-------- PROVIDED DATA

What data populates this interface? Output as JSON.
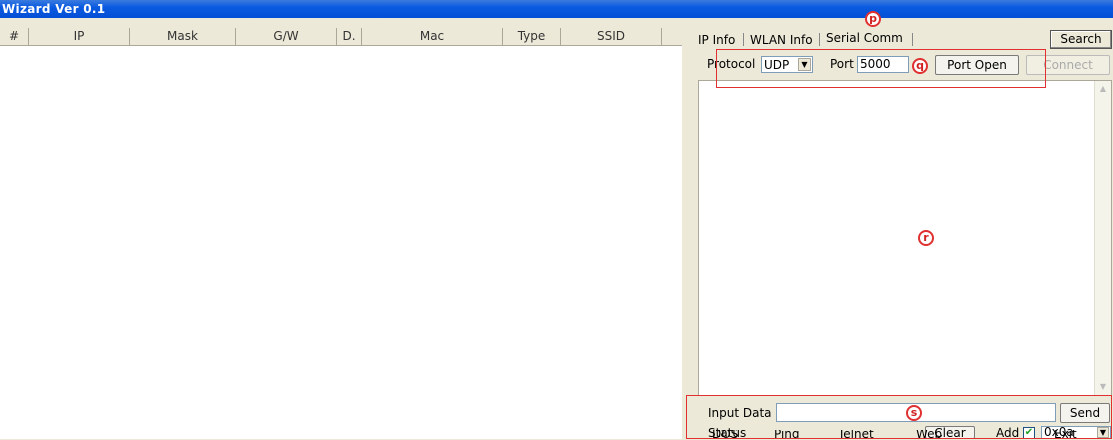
{
  "window": {
    "title": "Wizard Ver 0.1"
  },
  "device_list": {
    "columns": [
      "#",
      "IP",
      "Mask",
      "G/W",
      "D.",
      "Mac",
      "Type",
      "SSID"
    ]
  },
  "tabs": [
    "IP Info",
    "WLAN Info",
    "Serial Comm"
  ],
  "active_tab": "Serial Comm",
  "search_button": "Search",
  "protocol_row": {
    "protocol_label": "Protocol",
    "protocol_value": "UDP",
    "port_label": "Port",
    "port_value": "5000",
    "port_open_button": "Port Open",
    "connect_button": "Connect"
  },
  "input_row": {
    "input_label": "Input Data",
    "input_value": "",
    "send_button": "Send"
  },
  "status_row": {
    "status_label": "Status",
    "clear_button": "Clear",
    "add_label": "Add",
    "add_checked": true,
    "add_value": "0x0a"
  },
  "bottom_buttons": [
    "DOS",
    "Ping",
    "Telnet",
    "Web",
    "Exit"
  ],
  "annotations": {
    "p": "p",
    "q": "q",
    "r": "r",
    "s": "s"
  },
  "colors": {
    "annotation": "#e03030",
    "titlebar": "#0a5ae0"
  }
}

----------------

INSTRUCTION: Return all of the entries word for word, but omit the pictures.

THE REPLY:
What data populates this interface? Output as JSON.
{
  "window": {
    "title": "Wizard Ver 0.1"
  },
  "device_list": {
    "columns": [
      "#",
      "IP",
      "Mask",
      "G/W",
      "D.",
      "Mac",
      "Type",
      "SSID"
    ]
  },
  "tabs": [
    "IP Info",
    "WLAN Info",
    "Serial Comm"
  ],
  "active_tab": "Serial Comm",
  "search_button": "Search",
  "protocol_row": {
    "protocol_label": "Protocol",
    "protocol_value": "UDP",
    "port_label": "Port",
    "port_value": "5000",
    "port_open_button": "Port Open",
    "connect_button": "Connect"
  },
  "input_row": {
    "input_label": "Input Data",
    "input_value": "",
    "send_button": "Send"
  },
  "status_row": {
    "status_label": "Status",
    "clear_button": "Clear",
    "add_label": "Add",
    "add_checked": true,
    "add_value": "0x0a"
  },
  "bottom_buttons": [
    "DOS",
    "Ping",
    "Telnet",
    "Web",
    "Exit"
  ],
  "annotations": {
    "p": "p",
    "q": "q",
    "r": "r",
    "s": "s"
  },
  "colors": {
    "annotation": "#e03030",
    "titlebar": "#0a5ae0"
  }
}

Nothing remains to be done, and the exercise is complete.